====== Source records
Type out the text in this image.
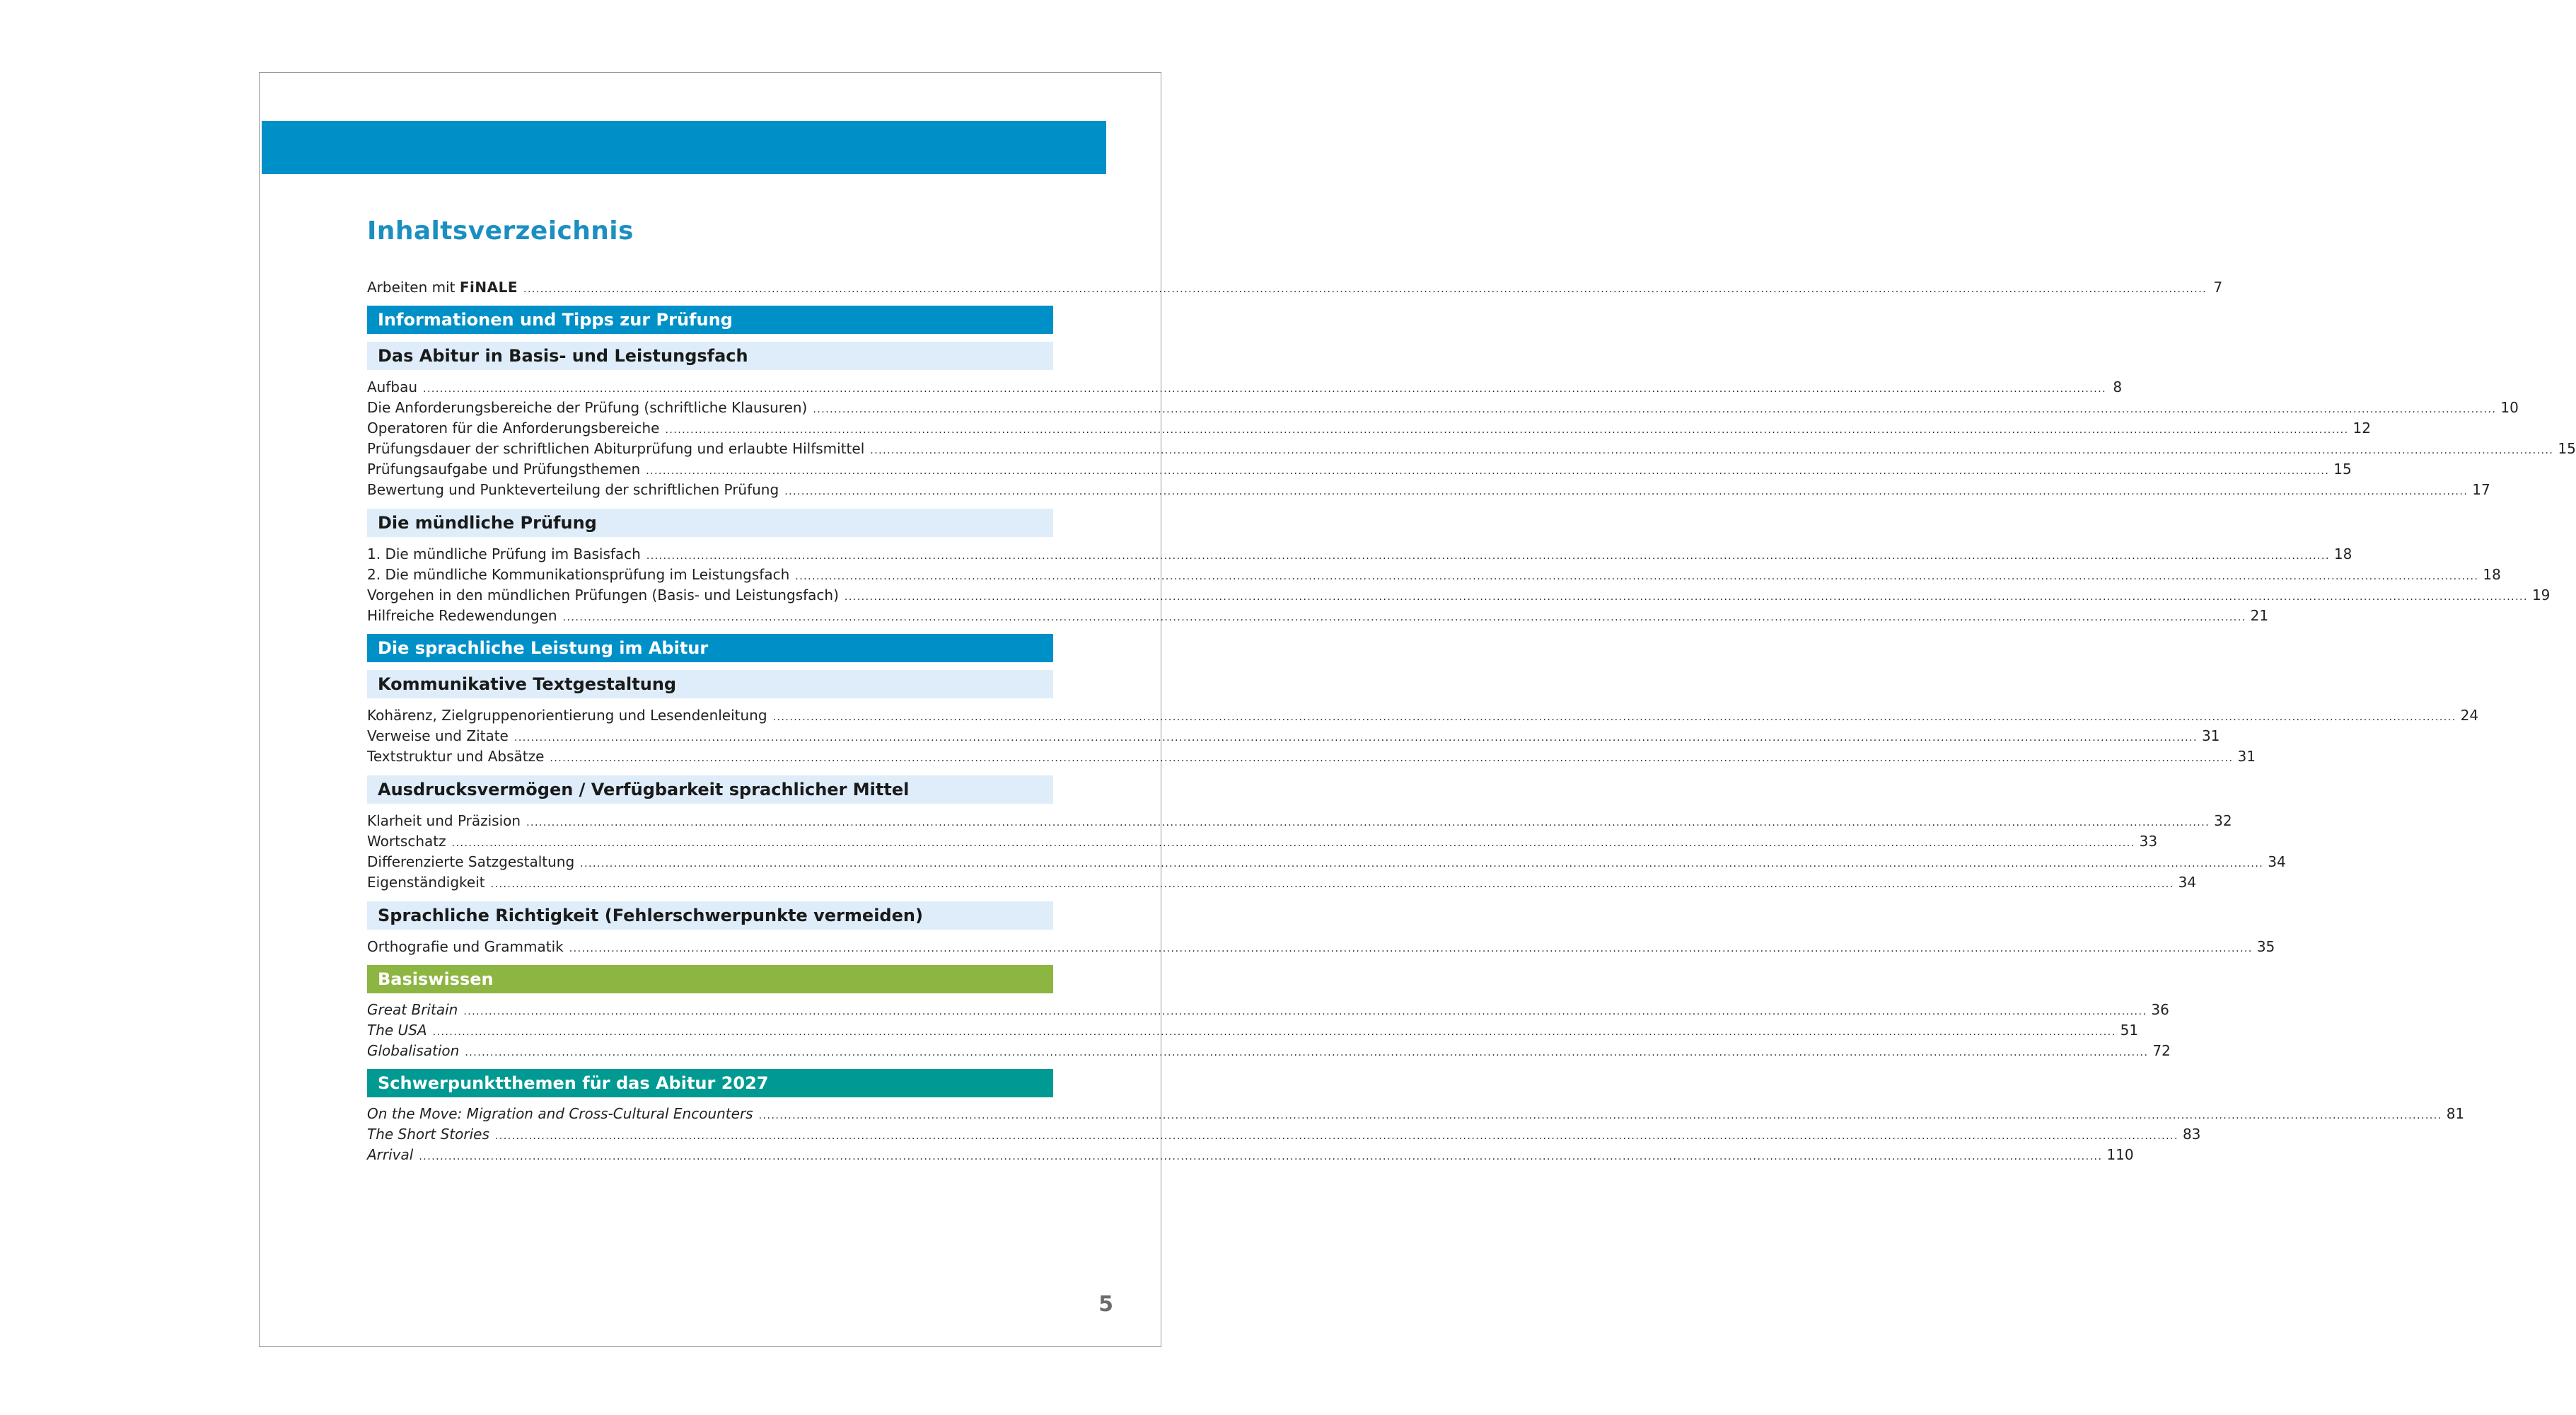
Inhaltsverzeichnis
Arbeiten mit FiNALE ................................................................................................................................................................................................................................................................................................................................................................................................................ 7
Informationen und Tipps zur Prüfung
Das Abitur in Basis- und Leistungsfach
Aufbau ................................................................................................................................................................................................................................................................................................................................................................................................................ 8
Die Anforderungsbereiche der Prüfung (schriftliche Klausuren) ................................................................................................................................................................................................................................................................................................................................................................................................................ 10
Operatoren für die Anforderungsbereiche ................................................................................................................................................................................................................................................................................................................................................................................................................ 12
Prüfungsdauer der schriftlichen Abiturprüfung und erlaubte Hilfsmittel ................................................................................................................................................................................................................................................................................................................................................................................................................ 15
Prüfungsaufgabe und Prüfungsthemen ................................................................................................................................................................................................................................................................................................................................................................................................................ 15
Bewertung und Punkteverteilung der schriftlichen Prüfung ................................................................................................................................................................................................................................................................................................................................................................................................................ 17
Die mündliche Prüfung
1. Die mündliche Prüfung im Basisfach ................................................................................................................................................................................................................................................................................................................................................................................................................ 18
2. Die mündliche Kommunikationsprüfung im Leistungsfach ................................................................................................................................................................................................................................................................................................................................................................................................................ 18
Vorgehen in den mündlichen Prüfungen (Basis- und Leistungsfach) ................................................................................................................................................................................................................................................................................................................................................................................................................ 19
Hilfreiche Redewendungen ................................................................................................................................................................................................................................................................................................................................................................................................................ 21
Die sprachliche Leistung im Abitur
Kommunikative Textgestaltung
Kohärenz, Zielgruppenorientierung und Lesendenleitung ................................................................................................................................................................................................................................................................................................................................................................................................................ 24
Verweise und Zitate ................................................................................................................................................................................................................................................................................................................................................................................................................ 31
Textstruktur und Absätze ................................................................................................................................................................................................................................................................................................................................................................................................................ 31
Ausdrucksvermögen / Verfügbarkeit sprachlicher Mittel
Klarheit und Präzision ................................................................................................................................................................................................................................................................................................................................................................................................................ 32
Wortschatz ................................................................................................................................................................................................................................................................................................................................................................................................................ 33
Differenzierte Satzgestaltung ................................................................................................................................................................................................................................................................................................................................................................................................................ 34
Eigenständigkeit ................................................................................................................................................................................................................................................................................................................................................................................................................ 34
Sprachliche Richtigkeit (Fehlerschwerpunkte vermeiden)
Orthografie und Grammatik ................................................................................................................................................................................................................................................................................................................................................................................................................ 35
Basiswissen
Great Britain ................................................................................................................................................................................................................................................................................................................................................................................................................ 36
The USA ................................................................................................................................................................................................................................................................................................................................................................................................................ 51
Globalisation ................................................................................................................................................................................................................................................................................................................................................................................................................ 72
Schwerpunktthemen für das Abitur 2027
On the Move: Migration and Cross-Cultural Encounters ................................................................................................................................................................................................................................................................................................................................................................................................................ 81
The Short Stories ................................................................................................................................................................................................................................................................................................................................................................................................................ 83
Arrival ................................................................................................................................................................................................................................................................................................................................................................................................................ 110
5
============
====== Source records
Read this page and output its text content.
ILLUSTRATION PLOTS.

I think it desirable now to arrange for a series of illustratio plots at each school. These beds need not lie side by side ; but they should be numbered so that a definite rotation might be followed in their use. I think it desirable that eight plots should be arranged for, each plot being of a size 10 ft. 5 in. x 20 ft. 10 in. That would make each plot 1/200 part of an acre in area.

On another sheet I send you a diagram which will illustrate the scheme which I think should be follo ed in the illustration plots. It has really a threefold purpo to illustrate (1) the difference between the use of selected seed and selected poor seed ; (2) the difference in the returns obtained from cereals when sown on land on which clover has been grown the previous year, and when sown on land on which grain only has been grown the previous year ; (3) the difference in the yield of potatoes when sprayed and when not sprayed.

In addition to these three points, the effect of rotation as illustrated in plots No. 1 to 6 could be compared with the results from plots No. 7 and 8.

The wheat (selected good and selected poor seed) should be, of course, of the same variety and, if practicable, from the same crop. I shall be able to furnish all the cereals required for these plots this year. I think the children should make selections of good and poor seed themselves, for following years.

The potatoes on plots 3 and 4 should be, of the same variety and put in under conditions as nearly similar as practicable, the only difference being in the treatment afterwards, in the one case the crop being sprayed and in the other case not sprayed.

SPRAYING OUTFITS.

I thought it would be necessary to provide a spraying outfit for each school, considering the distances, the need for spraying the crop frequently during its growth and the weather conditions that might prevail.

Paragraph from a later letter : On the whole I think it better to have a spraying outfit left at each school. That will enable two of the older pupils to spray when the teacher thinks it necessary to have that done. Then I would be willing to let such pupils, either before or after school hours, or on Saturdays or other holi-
============
====== Source records
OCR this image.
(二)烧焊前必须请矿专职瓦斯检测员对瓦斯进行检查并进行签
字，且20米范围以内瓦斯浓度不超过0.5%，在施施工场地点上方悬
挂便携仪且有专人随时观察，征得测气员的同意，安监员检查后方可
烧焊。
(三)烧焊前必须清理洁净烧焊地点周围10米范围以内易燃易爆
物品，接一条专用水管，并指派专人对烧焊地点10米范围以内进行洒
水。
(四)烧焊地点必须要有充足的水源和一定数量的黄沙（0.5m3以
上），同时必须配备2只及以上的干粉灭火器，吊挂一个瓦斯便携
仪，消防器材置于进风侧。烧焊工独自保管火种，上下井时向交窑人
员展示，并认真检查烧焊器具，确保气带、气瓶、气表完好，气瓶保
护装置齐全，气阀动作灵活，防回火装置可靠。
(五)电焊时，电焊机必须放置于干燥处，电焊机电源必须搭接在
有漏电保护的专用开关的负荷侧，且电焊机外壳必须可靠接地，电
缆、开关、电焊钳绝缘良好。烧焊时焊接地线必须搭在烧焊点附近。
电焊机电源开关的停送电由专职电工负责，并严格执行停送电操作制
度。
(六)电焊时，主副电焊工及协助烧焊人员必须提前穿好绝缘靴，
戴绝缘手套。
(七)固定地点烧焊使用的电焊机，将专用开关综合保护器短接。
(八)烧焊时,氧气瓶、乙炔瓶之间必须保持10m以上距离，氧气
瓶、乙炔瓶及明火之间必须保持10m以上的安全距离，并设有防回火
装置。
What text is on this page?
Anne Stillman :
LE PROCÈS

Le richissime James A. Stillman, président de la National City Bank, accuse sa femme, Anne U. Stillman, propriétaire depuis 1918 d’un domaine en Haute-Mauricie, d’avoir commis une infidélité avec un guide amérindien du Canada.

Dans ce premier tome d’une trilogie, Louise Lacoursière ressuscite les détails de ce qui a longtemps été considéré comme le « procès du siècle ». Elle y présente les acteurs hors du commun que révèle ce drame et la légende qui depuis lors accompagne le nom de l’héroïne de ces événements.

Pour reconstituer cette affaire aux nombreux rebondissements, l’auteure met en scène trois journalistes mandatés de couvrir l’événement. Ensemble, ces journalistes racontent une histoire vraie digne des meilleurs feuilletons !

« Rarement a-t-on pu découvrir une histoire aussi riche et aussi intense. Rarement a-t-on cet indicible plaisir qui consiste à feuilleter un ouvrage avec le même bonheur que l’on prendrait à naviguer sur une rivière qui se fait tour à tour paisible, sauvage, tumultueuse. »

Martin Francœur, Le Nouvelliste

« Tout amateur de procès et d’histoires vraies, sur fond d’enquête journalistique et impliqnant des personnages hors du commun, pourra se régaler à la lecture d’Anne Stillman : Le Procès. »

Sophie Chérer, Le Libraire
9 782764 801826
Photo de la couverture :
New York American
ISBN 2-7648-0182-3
============
Exercise details: Reply with nothing but the number of lines that contain the word "rotation".

Problem solution: 2